Transcribe all of the records word for word, but omit the pictures.
◆ ◆ ◆ ◆ ◆ ◆ ◆
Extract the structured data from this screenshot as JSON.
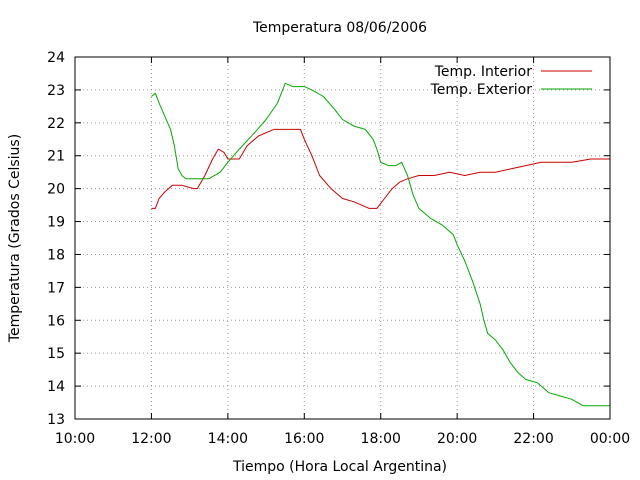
{
  "chart_data": {
    "type": "line",
    "title": "Temperatura 08/06/2006",
    "xlabel": "Tiempo (Hora Local Argentina)",
    "ylabel": "Temperatura (Grados Celsius)",
    "x_unit": "hours",
    "xlim": [
      10,
      24
    ],
    "ylim": [
      13,
      24
    ],
    "x_ticks": [
      10,
      12,
      14,
      16,
      18,
      20,
      22,
      24
    ],
    "x_tick_labels": [
      "10:00",
      "12:00",
      "14:00",
      "16:00",
      "18:00",
      "20:00",
      "22:00",
      "00:00"
    ],
    "y_ticks": [
      13,
      14,
      15,
      16,
      17,
      18,
      19,
      20,
      21,
      22,
      23,
      24
    ],
    "y_tick_labels": [
      "13",
      "14",
      "15",
      "16",
      "17",
      "18",
      "19",
      "20",
      "21",
      "22",
      "23",
      "24"
    ],
    "grid": true,
    "legend_position": "top-right",
    "series": [
      {
        "name": "Temp. Interior",
        "color": "#cc0000",
        "x": [
          12.0,
          12.1,
          12.2,
          12.35,
          12.55,
          12.8,
          13.1,
          13.2,
          13.4,
          13.6,
          13.75,
          13.9,
          14.0,
          14.3,
          14.5,
          14.8,
          15.2,
          15.5,
          15.9,
          16.0,
          16.2,
          16.4,
          16.7,
          17.0,
          17.3,
          17.7,
          17.9,
          18.1,
          18.3,
          18.5,
          18.7,
          19.0,
          19.4,
          19.8,
          20.2,
          20.6,
          21.0,
          21.4,
          21.8,
          22.2,
          22.6,
          23.0,
          23.5,
          24.0
        ],
        "y": [
          19.4,
          19.4,
          19.7,
          19.9,
          20.1,
          20.1,
          20.0,
          20.0,
          20.4,
          20.9,
          21.2,
          21.1,
          20.9,
          20.9,
          21.3,
          21.6,
          21.8,
          21.8,
          21.8,
          21.5,
          21.0,
          20.4,
          20.0,
          19.7,
          19.6,
          19.4,
          19.4,
          19.7,
          20.0,
          20.2,
          20.3,
          20.4,
          20.4,
          20.5,
          20.4,
          20.5,
          20.5,
          20.6,
          20.7,
          20.8,
          20.8,
          20.8,
          20.9,
          20.9
        ]
      },
      {
        "name": "Temp. Exterior",
        "color": "#00aa00",
        "x": [
          12.0,
          12.1,
          12.2,
          12.35,
          12.5,
          12.6,
          12.7,
          12.8,
          12.9,
          13.0,
          13.2,
          13.5,
          13.8,
          14.0,
          14.3,
          14.7,
          15.0,
          15.3,
          15.5,
          15.7,
          16.0,
          16.2,
          16.5,
          16.8,
          17.0,
          17.3,
          17.6,
          17.8,
          17.9,
          18.0,
          18.2,
          18.4,
          18.55,
          18.7,
          18.85,
          19.0,
          19.3,
          19.6,
          19.9,
          20.0,
          20.2,
          20.4,
          20.6,
          20.7,
          20.8,
          21.0,
          21.2,
          21.4,
          21.6,
          21.8,
          22.1,
          22.4,
          22.7,
          23.0,
          23.3,
          23.6,
          24.0
        ],
        "y": [
          22.8,
          22.9,
          22.6,
          22.2,
          21.8,
          21.3,
          20.6,
          20.4,
          20.3,
          20.3,
          20.3,
          20.3,
          20.5,
          20.8,
          21.2,
          21.7,
          22.1,
          22.6,
          23.2,
          23.1,
          23.1,
          23.0,
          22.8,
          22.4,
          22.1,
          21.9,
          21.8,
          21.5,
          21.2,
          20.8,
          20.7,
          20.7,
          20.8,
          20.4,
          19.8,
          19.4,
          19.1,
          18.9,
          18.6,
          18.3,
          17.8,
          17.2,
          16.5,
          16.0,
          15.6,
          15.4,
          15.1,
          14.7,
          14.4,
          14.2,
          14.1,
          13.8,
          13.7,
          13.6,
          13.4,
          13.4,
          13.4
        ]
      }
    ]
  }
}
◆ ◆ ◆ ◆ ◆ ◆ ◆
*ANSWER TO THE PROBLEM*.
Extract the structured data from this screenshot as JSON.
{
  "chart_data": {
    "type": "line",
    "title": "Temperatura 08/06/2006",
    "xlabel": "Tiempo (Hora Local Argentina)",
    "ylabel": "Temperatura (Grados Celsius)",
    "x_unit": "hours",
    "xlim": [
      10,
      24
    ],
    "ylim": [
      13,
      24
    ],
    "x_ticks": [
      10,
      12,
      14,
      16,
      18,
      20,
      22,
      24
    ],
    "x_tick_labels": [
      "10:00",
      "12:00",
      "14:00",
      "16:00",
      "18:00",
      "20:00",
      "22:00",
      "00:00"
    ],
    "y_ticks": [
      13,
      14,
      15,
      16,
      17,
      18,
      19,
      20,
      21,
      22,
      23,
      24
    ],
    "y_tick_labels": [
      "13",
      "14",
      "15",
      "16",
      "17",
      "18",
      "19",
      "20",
      "21",
      "22",
      "23",
      "24"
    ],
    "grid": true,
    "legend_position": "top-right",
    "series": [
      {
        "name": "Temp. Interior",
        "color": "#cc0000",
        "x": [
          12.0,
          12.1,
          12.2,
          12.35,
          12.55,
          12.8,
          13.1,
          13.2,
          13.4,
          13.6,
          13.75,
          13.9,
          14.0,
          14.3,
          14.5,
          14.8,
          15.2,
          15.5,
          15.9,
          16.0,
          16.2,
          16.4,
          16.7,
          17.0,
          17.3,
          17.7,
          17.9,
          18.1,
          18.3,
          18.5,
          18.7,
          19.0,
          19.4,
          19.8,
          20.2,
          20.6,
          21.0,
          21.4,
          21.8,
          22.2,
          22.6,
          23.0,
          23.5,
          24.0
        ],
        "y": [
          19.4,
          19.4,
          19.7,
          19.9,
          20.1,
          20.1,
          20.0,
          20.0,
          20.4,
          20.9,
          21.2,
          21.1,
          20.9,
          20.9,
          21.3,
          21.6,
          21.8,
          21.8,
          21.8,
          21.5,
          21.0,
          20.4,
          20.0,
          19.7,
          19.6,
          19.4,
          19.4,
          19.7,
          20.0,
          20.2,
          20.3,
          20.4,
          20.4,
          20.5,
          20.4,
          20.5,
          20.5,
          20.6,
          20.7,
          20.8,
          20.8,
          20.8,
          20.9,
          20.9
        ]
      },
      {
        "name": "Temp. Exterior",
        "color": "#00aa00",
        "x": [
          12.0,
          12.1,
          12.2,
          12.35,
          12.5,
          12.6,
          12.7,
          12.8,
          12.9,
          13.0,
          13.2,
          13.5,
          13.8,
          14.0,
          14.3,
          14.7,
          15.0,
          15.3,
          15.5,
          15.7,
          16.0,
          16.2,
          16.5,
          16.8,
          17.0,
          17.3,
          17.6,
          17.8,
          17.9,
          18.0,
          18.2,
          18.4,
          18.55,
          18.7,
          18.85,
          19.0,
          19.3,
          19.6,
          19.9,
          20.0,
          20.2,
          20.4,
          20.6,
          20.7,
          20.8,
          21.0,
          21.2,
          21.4,
          21.6,
          21.8,
          22.1,
          22.4,
          22.7,
          23.0,
          23.3,
          23.6,
          24.0
        ],
        "y": [
          22.8,
          22.9,
          22.6,
          22.2,
          21.8,
          21.3,
          20.6,
          20.4,
          20.3,
          20.3,
          20.3,
          20.3,
          20.5,
          20.8,
          21.2,
          21.7,
          22.1,
          22.6,
          23.2,
          23.1,
          23.1,
          23.0,
          22.8,
          22.4,
          22.1,
          21.9,
          21.8,
          21.5,
          21.2,
          20.8,
          20.7,
          20.7,
          20.8,
          20.4,
          19.8,
          19.4,
          19.1,
          18.9,
          18.6,
          18.3,
          17.8,
          17.2,
          16.5,
          16.0,
          15.6,
          15.4,
          15.1,
          14.7,
          14.4,
          14.2,
          14.1,
          13.8,
          13.7,
          13.6,
          13.4,
          13.4,
          13.4
        ]
      }
    ]
  }
}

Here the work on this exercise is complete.